## BRIEF
Could every line of the data be printed exactly as it reads?

## DATA IN THIS EXERCISE
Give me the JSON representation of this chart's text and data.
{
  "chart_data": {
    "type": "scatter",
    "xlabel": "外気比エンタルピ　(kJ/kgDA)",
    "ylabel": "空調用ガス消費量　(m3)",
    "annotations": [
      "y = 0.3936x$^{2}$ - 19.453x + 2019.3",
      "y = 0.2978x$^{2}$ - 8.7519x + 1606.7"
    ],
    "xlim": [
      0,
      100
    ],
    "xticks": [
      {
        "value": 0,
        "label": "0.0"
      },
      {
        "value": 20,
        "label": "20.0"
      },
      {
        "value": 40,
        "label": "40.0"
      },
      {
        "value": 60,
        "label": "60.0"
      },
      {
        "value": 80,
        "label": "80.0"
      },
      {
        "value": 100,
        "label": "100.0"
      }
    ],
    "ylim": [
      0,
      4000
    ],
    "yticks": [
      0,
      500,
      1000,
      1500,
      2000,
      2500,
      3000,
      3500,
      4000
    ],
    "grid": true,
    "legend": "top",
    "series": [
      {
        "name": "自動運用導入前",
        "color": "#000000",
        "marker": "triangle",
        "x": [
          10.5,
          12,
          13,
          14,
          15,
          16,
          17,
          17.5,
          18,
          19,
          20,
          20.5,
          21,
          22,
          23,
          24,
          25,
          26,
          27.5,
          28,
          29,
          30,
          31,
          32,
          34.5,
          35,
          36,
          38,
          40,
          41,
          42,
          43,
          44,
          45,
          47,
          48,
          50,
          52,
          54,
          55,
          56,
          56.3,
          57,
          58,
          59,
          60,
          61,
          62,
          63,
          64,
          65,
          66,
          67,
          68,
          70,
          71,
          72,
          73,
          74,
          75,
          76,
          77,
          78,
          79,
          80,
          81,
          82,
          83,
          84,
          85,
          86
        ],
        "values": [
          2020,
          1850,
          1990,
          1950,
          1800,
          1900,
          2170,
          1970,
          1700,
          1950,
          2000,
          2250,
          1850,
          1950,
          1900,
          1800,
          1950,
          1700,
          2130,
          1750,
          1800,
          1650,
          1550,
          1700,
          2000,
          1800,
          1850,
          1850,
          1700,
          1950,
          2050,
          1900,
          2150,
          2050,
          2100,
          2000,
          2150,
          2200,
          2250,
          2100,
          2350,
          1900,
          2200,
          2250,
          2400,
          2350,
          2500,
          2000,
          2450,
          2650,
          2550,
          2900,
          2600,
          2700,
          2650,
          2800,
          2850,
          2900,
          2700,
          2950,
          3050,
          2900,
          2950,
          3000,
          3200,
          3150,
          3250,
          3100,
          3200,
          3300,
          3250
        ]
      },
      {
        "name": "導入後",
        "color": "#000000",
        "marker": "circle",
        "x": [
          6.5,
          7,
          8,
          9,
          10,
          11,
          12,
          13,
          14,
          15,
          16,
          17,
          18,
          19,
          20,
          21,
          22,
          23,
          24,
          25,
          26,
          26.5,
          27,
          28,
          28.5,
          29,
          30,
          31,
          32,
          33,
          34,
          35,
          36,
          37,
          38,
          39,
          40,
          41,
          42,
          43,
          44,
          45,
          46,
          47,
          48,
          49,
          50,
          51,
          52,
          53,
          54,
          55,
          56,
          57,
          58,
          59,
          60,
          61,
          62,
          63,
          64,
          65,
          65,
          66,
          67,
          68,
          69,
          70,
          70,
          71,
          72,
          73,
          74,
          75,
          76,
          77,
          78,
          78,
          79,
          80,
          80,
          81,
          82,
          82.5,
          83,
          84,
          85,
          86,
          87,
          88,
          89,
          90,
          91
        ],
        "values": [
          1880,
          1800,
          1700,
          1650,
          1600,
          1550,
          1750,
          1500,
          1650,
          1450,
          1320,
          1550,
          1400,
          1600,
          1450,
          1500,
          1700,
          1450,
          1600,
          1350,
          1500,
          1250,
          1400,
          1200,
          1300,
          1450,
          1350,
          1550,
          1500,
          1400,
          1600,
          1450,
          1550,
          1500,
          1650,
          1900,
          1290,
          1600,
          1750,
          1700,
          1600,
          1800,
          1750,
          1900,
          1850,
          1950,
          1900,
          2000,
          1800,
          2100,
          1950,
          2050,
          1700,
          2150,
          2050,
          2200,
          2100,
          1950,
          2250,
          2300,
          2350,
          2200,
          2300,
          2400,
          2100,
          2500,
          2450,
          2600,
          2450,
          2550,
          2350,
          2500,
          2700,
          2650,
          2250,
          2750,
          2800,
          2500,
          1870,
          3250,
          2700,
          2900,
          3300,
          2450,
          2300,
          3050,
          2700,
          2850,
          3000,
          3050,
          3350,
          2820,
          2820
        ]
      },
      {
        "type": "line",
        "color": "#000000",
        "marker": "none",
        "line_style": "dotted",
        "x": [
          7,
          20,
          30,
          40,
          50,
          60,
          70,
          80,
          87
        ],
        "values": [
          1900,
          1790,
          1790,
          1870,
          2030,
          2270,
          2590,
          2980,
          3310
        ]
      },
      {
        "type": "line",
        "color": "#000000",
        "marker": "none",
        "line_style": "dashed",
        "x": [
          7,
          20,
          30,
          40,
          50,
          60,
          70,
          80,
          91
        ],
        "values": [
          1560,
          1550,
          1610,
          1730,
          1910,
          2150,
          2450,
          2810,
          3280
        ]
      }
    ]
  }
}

## EXERCISE SOLUTION
Give me the JSON representation of this chart's text and data.
{
  "chart_data": {
    "type": "scatter",
    "xlabel": "外気比エンタルピ　(kJ/kgDA)",
    "ylabel": "空調用ガス消費量　(m3)",
    "annotations": [
      "y = 0.3936x$^{2}$ - 19.453x + 2019.3",
      "y = 0.2978x$^{2}$ - 8.7519x + 1606.7"
    ],
    "xlim": [
      0,
      100
    ],
    "xticks": [
      {
        "value": 0,
        "label": "0.0"
      },
      {
        "value": 20,
        "label": "20.0"
      },
      {
        "value": 40,
        "label": "40.0"
      },
      {
        "value": 60,
        "label": "60.0"
      },
      {
        "value": 80,
        "label": "80.0"
      },
      {
        "value": 100,
        "label": "100.0"
      }
    ],
    "ylim": [
      0,
      4000
    ],
    "yticks": [
      0,
      500,
      1000,
      1500,
      2000,
      2500,
      3000,
      3500,
      4000
    ],
    "grid": true,
    "legend": "top",
    "series": [
      {
        "name": "自動運用導入前",
        "color": "#000000",
        "marker": "triangle",
        "x": [
          10.5,
          12,
          13,
          14,
          15,
          16,
          17,
          17.5,
          18,
          19,
          20,
          20.5,
          21,
          22,
          23,
          24,
          25,
          26,
          27.5,
          28,
          29,
          30,
          31,
          32,
          34.5,
          35,
          36,
          38,
          40,
          41,
          42,
          43,
          44,
          45,
          47,
          48,
          50,
          52,
          54,
          55,
          56,
          56.3,
          57,
          58,
          59,
          60,
          61,
          62,
          63,
          64,
          65,
          66,
          67,
          68,
          70,
          71,
          72,
          73,
          74,
          75,
          76,
          77,
          78,
          79,
          80,
          81,
          82,
          83,
          84,
          85,
          86
        ],
        "values": [
          2020,
          1850,
          1990,
          1950,
          1800,
          1900,
          2170,
          1970,
          1700,
          1950,
          2000,
          2250,
          1850,
          1950,
          1900,
          1800,
          1950,
          1700,
          2130,
          1750,
          1800,
          1650,
          1550,
          1700,
          2000,
          1800,
          1850,
          1850,
          1700,
          1950,
          2050,
          1900,
          2150,
          2050,
          2100,
          2000,
          2150,
          2200,
          2250,
          2100,
          2350,
          1900,
          2200,
          2250,
          2400,
          2350,
          2500,
          2000,
          2450,
          2650,
          2550,
          2900,
          2600,
          2700,
          2650,
          2800,
          2850,
          2900,
          2700,
          2950,
          3050,
          2900,
          2950,
          3000,
          3200,
          3150,
          3250,
          3100,
          3200,
          3300,
          3250
        ]
      },
      {
        "name": "導入後",
        "color": "#000000",
        "marker": "circle",
        "x": [
          6.5,
          7,
          8,
          9,
          10,
          11,
          12,
          13,
          14,
          15,
          16,
          17,
          18,
          19,
          20,
          21,
          22,
          23,
          24,
          25,
          26,
          26.5,
          27,
          28,
          28.5,
          29,
          30,
          31,
          32,
          33,
          34,
          35,
          36,
          37,
          38,
          39,
          40,
          41,
          42,
          43,
          44,
          45,
          46,
          47,
          48,
          49,
          50,
          51,
          52,
          53,
          54,
          55,
          56,
          57,
          58,
          59,
          60,
          61,
          62,
          63,
          64,
          65,
          65,
          66,
          67,
          68,
          69,
          70,
          70,
          71,
          72,
          73,
          74,
          75,
          76,
          77,
          78,
          78,
          79,
          80,
          80,
          81,
          82,
          82.5,
          83,
          84,
          85,
          86,
          87,
          88,
          89,
          90,
          91
        ],
        "values": [
          1880,
          1800,
          1700,
          1650,
          1600,
          1550,
          1750,
          1500,
          1650,
          1450,
          1320,
          1550,
          1400,
          1600,
          1450,
          1500,
          1700,
          1450,
          1600,
          1350,
          1500,
          1250,
          1400,
          1200,
          1300,
          1450,
          1350,
          1550,
          1500,
          1400,
          1600,
          1450,
          1550,
          1500,
          1650,
          1900,
          1290,
          1600,
          1750,
          1700,
          1600,
          1800,
          1750,
          1900,
          1850,
          1950,
          1900,
          2000,
          1800,
          2100,
          1950,
          2050,
          1700,
          2150,
          2050,
          2200,
          2100,
          1950,
          2250,
          2300,
          2350,
          2200,
          2300,
          2400,
          2100,
          2500,
          2450,
          2600,
          2450,
          2550,
          2350,
          2500,
          2700,
          2650,
          2250,
          2750,
          2800,
          2500,
          1870,
          3250,
          2700,
          2900,
          3300,
          2450,
          2300,
          3050,
          2700,
          2850,
          3000,
          3050,
          3350,
          2820,
          2820
        ]
      },
      {
        "type": "line",
        "color": "#000000",
        "marker": "none",
        "line_style": "dotted",
        "x": [
          7,
          20,
          30,
          40,
          50,
          60,
          70,
          80,
          87
        ],
        "values": [
          1900,
          1790,
          1790,
          1870,
          2030,
          2270,
          2590,
          2980,
          3310
        ]
      },
      {
        "type": "line",
        "color": "#000000",
        "marker": "none",
        "line_style": "dashed",
        "x": [
          7,
          20,
          30,
          40,
          50,
          60,
          70,
          80,
          91
        ],
        "values": [
          1560,
          1550,
          1610,
          1730,
          1910,
          2150,
          2450,
          2810,
          3280
        ]
      }
    ]
  }
}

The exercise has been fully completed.